> DATA TO PROCESS
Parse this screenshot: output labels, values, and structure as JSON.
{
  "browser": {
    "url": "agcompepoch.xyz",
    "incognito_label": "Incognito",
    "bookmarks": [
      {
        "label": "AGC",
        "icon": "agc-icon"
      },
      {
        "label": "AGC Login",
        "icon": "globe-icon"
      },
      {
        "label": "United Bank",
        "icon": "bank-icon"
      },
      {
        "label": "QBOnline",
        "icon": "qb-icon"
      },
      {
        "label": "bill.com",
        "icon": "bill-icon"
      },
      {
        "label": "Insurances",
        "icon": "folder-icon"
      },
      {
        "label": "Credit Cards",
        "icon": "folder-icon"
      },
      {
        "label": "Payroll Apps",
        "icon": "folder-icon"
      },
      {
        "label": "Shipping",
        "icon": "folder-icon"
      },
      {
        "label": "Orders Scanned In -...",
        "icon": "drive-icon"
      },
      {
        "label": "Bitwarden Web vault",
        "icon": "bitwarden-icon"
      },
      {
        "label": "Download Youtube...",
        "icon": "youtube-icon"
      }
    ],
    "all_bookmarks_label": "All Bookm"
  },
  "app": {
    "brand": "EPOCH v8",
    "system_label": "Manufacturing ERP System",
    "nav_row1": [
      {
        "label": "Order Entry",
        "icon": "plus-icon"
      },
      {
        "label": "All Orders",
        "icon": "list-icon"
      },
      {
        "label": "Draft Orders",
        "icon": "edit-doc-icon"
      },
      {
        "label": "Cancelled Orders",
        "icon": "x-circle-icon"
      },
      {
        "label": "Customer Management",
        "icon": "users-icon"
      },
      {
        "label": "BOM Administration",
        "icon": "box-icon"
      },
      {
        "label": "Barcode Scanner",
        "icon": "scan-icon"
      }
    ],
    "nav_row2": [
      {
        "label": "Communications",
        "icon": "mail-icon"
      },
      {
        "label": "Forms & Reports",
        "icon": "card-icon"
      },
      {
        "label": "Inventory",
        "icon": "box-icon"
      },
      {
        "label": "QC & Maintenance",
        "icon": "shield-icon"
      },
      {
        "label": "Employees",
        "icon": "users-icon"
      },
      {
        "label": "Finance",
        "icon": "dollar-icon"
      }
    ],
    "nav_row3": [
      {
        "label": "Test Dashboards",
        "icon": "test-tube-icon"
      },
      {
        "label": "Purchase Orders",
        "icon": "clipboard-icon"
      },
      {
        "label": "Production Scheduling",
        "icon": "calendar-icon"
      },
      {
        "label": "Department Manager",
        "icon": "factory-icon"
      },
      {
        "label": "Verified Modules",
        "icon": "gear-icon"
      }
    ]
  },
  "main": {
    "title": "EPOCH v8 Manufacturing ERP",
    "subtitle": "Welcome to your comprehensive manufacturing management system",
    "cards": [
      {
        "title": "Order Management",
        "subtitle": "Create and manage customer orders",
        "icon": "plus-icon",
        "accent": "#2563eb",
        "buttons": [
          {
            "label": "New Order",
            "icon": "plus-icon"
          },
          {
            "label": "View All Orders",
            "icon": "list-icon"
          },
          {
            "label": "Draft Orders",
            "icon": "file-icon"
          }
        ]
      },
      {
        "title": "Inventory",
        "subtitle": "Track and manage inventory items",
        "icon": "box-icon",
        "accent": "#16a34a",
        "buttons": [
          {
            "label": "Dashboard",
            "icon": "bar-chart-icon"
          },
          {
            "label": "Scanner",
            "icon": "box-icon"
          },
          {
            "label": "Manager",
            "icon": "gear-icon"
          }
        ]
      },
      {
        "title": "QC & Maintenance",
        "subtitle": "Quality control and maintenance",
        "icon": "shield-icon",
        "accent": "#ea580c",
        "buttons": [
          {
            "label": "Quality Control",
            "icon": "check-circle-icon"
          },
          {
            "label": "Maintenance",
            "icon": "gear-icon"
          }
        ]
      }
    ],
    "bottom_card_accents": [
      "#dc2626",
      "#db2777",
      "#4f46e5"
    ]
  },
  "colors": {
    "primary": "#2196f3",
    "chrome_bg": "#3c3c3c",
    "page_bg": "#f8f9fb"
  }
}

> WHAT THIS TASK INVOLVES
The records above need to be transcribed in full. Keep every character unchanged.

> EXERCISE SOLUTION
Parse this screenshot: output labels, values, and structure as JSON.
{
  "browser": {
    "url": "agcompepoch.xyz",
    "incognito_label": "Incognito",
    "bookmarks": [
      {
        "label": "AGC",
        "icon": "agc-icon"
      },
      {
        "label": "AGC Login",
        "icon": "globe-icon"
      },
      {
        "label": "United Bank",
        "icon": "bank-icon"
      },
      {
        "label": "QBOnline",
        "icon": "qb-icon"
      },
      {
        "label": "bill.com",
        "icon": "bill-icon"
      },
      {
        "label": "Insurances",
        "icon": "folder-icon"
      },
      {
        "label": "Credit Cards",
        "icon": "folder-icon"
      },
      {
        "label": "Payroll Apps",
        "icon": "folder-icon"
      },
      {
        "label": "Shipping",
        "icon": "folder-icon"
      },
      {
        "label": "Orders Scanned In -...",
        "icon": "drive-icon"
      },
      {
        "label": "Bitwarden Web vault",
        "icon": "bitwarden-icon"
      },
      {
        "label": "Download Youtube...",
        "icon": "youtube-icon"
      }
    ],
    "all_bookmarks_label": "All Bookm"
  },
  "app": {
    "brand": "EPOCH v8",
    "system_label": "Manufacturing ERP System",
    "nav_row1": [
      {
        "label": "Order Entry",
        "icon": "plus-icon"
      },
      {
        "label": "All Orders",
        "icon": "list-icon"
      },
      {
        "label": "Draft Orders",
        "icon": "edit-doc-icon"
      },
      {
        "label": "Cancelled Orders",
        "icon": "x-circle-icon"
      },
      {
        "label": "Customer Management",
        "icon": "users-icon"
      },
      {
        "label": "BOM Administration",
        "icon": "box-icon"
      },
      {
        "label": "Barcode Scanner",
        "icon": "scan-icon"
      }
    ],
    "nav_row2": [
      {
        "label": "Communications",
        "icon": "mail-icon"
      },
      {
        "label": "Forms & Reports",
        "icon": "card-icon"
      },
      {
        "label": "Inventory",
        "icon": "box-icon"
      },
      {
        "label": "QC & Maintenance",
        "icon": "shield-icon"
      },
      {
        "label": "Employees",
        "icon": "users-icon"
      },
      {
        "label": "Finance",
        "icon": "dollar-icon"
      }
    ],
    "nav_row3": [
      {
        "label": "Test Dashboards",
        "icon": "test-tube-icon"
      },
      {
        "label": "Purchase Orders",
        "icon": "clipboard-icon"
      },
      {
        "label": "Production Scheduling",
        "icon": "calendar-icon"
      },
      {
        "label": "Department Manager",
        "icon": "factory-icon"
      },
      {
        "label": "Verified Modules",
        "icon": "gear-icon"
      }
    ]
  },
  "main": {
    "title": "EPOCH v8 Manufacturing ERP",
    "subtitle": "Welcome to your comprehensive manufacturing management system",
    "cards": [
      {
        "title": "Order Management",
        "subtitle": "Create and manage customer orders",
        "icon": "plus-icon",
        "accent": "#2563eb",
        "buttons": [
          {
            "label": "New Order",
            "icon": "plus-icon"
          },
          {
            "label": "View All Orders",
            "icon": "list-icon"
          },
          {
            "label": "Draft Orders",
            "icon": "file-icon"
          }
        ]
      },
      {
        "title": "Inventory",
        "subtitle": "Track and manage inventory items",
        "icon": "box-icon",
        "accent": "#16a34a",
        "buttons": [
          {
            "label": "Dashboard",
            "icon": "bar-chart-icon"
          },
          {
            "label": "Scanner",
            "icon": "box-icon"
          },
          {
            "label": "Manager",
            "icon": "gear-icon"
          }
        ]
      },
      {
        "title": "QC & Maintenance",
        "subtitle": "Quality control and maintenance",
        "icon": "shield-icon",
        "accent": "#ea580c",
        "buttons": [
          {
            "label": "Quality Control",
            "icon": "check-circle-icon"
          },
          {
            "label": "Maintenance",
            "icon": "gear-icon"
          }
        ]
      }
    ],
    "bottom_card_accents": [
      "#dc2626",
      "#db2777",
      "#4f46e5"
    ]
  },
  "colors": {
    "primary": "#2196f3",
    "chrome_bg": "#3c3c3c",
    "page_bg": "#f8f9fb"
  }
}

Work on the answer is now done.